Task description: Repeat each line exactly, leaving nothing out.

Stored data
====================

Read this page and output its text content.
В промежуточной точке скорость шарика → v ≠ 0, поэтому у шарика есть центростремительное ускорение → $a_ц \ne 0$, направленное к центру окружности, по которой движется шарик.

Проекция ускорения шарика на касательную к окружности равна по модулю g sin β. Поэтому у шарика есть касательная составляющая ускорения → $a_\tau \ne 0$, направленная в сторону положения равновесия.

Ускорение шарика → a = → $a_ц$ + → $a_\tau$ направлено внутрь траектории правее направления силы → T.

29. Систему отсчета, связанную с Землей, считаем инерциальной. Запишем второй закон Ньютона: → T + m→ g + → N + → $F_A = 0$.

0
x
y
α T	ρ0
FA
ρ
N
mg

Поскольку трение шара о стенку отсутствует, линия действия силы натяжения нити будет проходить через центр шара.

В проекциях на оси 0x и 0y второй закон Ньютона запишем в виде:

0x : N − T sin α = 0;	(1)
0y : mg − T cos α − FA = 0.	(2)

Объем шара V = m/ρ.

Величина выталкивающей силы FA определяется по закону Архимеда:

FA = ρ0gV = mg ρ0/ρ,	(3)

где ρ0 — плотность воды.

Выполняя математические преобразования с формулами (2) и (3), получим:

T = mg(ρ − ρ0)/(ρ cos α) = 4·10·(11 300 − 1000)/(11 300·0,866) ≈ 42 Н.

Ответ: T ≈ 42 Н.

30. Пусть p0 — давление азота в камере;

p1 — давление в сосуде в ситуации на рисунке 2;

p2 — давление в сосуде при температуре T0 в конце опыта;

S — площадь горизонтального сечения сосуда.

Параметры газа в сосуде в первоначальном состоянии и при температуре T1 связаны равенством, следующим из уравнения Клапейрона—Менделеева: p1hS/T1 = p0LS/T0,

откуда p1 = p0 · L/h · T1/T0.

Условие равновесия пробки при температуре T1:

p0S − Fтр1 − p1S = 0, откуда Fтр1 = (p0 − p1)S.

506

====================

Exercise result:
Read this page and output its text content.
В промежуточной точке скорость шарика → v ≠ 0, поэтому у шарика есть центростремительное ускорение → $a_ц \ne 0$, направленное к центру окружности, по которой движется шарик.

Проекция ускорения шарика на касательную к окружности равна по модулю g sin β. Поэтому у шарика есть касательная составляющая ускорения → $a_\tau \ne 0$, направленная в сторону положения равновесия.

Ускорение шарика → a = → $a_ц$ + → $a_\tau$ направлено внутрь траектории правее направления силы → T.

29. Систему отсчета, связанную с Землей, считаем инерциальной. Запишем второй закон Ньютона: → T + m→ g + → N + → $F_A = 0$.

0
x
y
α T	ρ0
FA
ρ
N
mg

Поскольку трение шара о стенку отсутствует, линия действия силы натяжения нити будет проходить через центр шара.

В проекциях на оси 0x и 0y второй закон Ньютона запишем в виде:

0x : N − T sin α = 0;	(1)
0y : mg − T cos α − FA = 0.	(2)

Объем шара V = m/ρ.

Величина выталкивающей силы FA определяется по закону Архимеда:

FA = ρ0gV = mg ρ0/ρ,	(3)

где ρ0 — плотность воды.

Выполняя математические преобразования с формулами (2) и (3), получим:

T = mg(ρ − ρ0)/(ρ cos α) = 4·10·(11 300 − 1000)/(11 300·0,866) ≈ 42 Н.

Ответ: T ≈ 42 Н.

30. Пусть p0 — давление азота в камере;

p1 — давление в сосуде в ситуации на рисунке 2;

p2 — давление в сосуде при температуре T0 в конце опыта;

S — площадь горизонтального сечения сосуда.

Параметры газа в сосуде в первоначальном состоянии и при температуре T1 связаны равенством, следующим из уравнения Клапейрона—Менделеева: p1hS/T1 = p0LS/T0,

откуда p1 = p0 · L/h · T1/T0.

Условие равновесия пробки при температуре T1:

p0S − Fтр1 − p1S = 0, откуда Fтр1 = (p0 − p1)S.

506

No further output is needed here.